--- What is needed ---
Copy each line that contains the string "title".

---------- Listed records ----------

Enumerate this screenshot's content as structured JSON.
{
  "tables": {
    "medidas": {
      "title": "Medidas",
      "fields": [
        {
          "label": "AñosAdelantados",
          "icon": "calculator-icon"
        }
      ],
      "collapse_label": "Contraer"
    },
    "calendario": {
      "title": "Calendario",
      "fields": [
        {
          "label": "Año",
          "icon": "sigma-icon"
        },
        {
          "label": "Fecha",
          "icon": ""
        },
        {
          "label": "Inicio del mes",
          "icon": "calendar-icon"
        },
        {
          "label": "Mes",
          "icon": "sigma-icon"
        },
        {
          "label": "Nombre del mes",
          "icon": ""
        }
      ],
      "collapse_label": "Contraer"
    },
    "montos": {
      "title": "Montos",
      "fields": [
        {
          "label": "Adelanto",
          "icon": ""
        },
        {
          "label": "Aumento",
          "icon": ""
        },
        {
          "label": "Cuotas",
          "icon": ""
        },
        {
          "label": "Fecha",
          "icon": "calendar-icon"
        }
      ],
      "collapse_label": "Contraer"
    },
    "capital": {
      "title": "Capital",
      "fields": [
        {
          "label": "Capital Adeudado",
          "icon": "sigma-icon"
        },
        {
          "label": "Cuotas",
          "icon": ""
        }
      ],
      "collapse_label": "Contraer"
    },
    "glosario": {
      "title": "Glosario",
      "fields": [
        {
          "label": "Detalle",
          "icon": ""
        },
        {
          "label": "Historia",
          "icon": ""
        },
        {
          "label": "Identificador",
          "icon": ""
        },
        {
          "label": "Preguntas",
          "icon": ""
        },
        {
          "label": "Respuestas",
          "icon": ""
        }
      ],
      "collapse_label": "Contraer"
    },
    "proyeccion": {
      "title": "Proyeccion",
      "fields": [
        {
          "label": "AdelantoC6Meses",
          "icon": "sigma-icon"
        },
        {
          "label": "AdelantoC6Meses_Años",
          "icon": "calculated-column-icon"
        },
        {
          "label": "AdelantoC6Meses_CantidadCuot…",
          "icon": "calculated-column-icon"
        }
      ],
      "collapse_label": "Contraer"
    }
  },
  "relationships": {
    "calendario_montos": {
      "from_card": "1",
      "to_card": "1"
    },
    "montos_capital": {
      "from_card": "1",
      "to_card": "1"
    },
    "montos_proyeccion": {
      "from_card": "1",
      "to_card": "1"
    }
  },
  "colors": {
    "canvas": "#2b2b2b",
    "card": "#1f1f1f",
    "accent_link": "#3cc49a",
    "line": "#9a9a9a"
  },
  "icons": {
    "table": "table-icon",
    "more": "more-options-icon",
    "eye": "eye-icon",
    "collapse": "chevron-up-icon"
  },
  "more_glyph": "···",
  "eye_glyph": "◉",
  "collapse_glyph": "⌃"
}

----------

--- Solution to the exercise ---
      "title": "Medidas",
      "title": "Calendario",
      "title": "Montos",
      "title": "Capital",
      "title": "Glosario",
      "title": "Proyeccion",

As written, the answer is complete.